In the material below, find every line with "guide" and pull it out.

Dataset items
begin

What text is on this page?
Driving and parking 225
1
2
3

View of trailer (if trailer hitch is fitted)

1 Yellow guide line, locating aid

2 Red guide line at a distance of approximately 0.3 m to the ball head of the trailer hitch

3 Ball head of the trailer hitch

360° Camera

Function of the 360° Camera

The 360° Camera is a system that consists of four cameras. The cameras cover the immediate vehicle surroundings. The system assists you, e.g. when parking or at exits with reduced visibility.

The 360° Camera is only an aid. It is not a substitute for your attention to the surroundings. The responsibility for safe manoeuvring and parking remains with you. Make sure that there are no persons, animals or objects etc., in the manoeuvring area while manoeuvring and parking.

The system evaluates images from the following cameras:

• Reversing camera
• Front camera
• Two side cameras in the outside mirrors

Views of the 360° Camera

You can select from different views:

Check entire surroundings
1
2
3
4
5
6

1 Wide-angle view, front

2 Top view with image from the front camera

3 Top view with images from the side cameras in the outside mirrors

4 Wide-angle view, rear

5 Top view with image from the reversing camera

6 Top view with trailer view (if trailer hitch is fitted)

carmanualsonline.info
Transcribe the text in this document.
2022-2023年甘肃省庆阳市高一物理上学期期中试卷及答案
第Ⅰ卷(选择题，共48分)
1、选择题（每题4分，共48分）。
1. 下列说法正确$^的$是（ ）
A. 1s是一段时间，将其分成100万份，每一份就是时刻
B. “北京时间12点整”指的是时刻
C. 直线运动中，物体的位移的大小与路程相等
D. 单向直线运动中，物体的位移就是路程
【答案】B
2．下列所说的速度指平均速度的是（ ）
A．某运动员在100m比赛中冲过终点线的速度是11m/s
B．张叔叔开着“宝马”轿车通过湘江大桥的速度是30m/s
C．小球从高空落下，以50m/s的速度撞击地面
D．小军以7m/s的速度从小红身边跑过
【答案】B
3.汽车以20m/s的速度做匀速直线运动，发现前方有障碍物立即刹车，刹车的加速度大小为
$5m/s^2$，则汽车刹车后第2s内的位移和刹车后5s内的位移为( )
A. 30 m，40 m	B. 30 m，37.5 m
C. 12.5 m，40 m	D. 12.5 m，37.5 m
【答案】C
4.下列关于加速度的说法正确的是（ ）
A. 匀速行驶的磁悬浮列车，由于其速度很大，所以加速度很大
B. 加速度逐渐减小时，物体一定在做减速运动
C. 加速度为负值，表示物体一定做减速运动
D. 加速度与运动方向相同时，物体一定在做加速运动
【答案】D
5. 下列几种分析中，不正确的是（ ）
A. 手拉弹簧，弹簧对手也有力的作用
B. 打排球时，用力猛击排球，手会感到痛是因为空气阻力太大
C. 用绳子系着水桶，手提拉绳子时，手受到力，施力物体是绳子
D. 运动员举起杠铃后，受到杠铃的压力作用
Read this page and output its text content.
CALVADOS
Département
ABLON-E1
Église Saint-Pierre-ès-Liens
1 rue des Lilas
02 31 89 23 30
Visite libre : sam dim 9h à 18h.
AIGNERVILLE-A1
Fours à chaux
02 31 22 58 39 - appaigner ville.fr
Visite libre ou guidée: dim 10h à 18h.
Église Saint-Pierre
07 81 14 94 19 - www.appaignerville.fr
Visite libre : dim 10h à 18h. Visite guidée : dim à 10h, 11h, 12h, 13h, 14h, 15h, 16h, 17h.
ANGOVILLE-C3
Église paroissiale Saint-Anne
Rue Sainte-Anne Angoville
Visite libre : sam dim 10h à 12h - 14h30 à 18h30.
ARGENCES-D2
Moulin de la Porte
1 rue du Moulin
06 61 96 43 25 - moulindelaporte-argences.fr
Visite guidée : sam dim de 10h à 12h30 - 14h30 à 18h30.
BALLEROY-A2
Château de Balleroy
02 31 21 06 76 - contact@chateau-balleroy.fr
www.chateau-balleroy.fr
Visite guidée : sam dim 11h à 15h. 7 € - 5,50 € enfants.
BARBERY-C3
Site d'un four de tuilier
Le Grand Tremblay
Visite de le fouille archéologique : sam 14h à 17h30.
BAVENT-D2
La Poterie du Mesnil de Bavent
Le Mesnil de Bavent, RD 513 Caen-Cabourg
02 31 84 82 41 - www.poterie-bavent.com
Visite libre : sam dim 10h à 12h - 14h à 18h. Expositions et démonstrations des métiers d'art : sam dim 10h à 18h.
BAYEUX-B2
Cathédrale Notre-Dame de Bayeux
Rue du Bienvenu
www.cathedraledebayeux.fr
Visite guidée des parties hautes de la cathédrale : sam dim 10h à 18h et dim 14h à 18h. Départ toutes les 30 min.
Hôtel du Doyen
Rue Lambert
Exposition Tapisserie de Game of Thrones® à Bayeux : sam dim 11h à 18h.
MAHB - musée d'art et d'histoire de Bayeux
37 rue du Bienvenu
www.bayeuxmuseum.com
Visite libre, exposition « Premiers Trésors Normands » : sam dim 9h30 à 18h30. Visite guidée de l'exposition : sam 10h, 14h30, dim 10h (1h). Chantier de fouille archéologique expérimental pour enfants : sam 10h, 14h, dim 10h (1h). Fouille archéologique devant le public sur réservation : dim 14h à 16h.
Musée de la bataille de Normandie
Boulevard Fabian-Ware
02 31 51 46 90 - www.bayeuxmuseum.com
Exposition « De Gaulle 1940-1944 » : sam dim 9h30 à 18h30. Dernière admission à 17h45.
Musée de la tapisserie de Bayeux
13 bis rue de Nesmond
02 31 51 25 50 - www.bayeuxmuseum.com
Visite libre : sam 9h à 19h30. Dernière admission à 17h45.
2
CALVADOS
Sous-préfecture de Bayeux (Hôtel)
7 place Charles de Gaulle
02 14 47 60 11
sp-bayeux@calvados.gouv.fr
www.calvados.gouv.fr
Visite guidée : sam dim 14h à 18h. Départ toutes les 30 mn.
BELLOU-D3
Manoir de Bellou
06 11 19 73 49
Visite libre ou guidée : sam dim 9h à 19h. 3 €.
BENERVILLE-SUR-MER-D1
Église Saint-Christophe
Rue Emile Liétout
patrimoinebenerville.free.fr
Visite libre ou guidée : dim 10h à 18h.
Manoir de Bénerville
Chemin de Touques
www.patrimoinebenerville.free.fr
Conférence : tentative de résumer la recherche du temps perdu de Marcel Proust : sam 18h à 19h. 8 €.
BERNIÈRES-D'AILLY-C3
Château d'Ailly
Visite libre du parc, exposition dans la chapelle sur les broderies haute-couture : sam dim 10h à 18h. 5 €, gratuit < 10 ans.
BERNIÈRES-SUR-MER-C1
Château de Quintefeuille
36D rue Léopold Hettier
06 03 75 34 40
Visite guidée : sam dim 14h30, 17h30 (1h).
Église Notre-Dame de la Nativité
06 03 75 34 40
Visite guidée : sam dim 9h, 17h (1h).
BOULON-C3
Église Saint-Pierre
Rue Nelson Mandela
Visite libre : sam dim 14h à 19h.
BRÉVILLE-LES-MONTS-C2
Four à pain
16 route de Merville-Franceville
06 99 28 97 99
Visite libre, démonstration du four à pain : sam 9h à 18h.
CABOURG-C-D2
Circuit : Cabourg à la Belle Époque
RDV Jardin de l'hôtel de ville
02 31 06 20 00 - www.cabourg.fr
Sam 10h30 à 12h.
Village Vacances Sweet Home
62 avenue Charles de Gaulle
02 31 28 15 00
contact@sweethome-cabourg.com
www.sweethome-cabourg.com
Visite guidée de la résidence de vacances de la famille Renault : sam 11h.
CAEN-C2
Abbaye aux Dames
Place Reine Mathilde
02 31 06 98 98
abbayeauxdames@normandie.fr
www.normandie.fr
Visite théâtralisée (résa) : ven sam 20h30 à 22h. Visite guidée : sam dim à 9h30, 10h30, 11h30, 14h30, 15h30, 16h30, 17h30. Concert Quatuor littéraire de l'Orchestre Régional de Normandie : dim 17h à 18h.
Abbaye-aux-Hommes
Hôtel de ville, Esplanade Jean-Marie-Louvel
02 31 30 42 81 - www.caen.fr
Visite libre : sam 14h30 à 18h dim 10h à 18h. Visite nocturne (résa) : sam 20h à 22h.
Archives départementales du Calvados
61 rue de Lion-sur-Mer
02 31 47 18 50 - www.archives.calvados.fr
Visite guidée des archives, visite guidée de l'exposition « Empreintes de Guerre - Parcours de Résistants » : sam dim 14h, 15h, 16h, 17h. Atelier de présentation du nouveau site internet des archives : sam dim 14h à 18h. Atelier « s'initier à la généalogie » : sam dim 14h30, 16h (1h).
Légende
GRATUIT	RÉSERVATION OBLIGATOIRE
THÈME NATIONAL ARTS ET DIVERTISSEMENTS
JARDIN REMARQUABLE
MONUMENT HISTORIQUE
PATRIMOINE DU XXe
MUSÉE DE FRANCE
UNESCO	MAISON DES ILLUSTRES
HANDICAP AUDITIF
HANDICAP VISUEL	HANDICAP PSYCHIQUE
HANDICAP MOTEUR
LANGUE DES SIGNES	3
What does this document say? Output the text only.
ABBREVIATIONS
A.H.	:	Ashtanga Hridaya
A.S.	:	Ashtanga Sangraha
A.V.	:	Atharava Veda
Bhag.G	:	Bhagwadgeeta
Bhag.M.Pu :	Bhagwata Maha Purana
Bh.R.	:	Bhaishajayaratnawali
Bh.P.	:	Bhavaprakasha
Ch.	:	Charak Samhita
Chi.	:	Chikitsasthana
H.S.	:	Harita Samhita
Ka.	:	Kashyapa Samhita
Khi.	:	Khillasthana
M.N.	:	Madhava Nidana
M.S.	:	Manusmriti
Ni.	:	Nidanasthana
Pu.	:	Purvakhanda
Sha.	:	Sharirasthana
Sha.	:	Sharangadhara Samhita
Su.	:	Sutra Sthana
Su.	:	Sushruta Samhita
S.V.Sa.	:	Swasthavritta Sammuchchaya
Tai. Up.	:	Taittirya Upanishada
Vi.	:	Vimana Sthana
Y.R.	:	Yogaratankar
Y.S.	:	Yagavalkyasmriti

end

Answer below ::
1 Yellow guide line, locating aid
2 Red guide line at a distance of approximately 0.3 m to the ball head of the trailer hitch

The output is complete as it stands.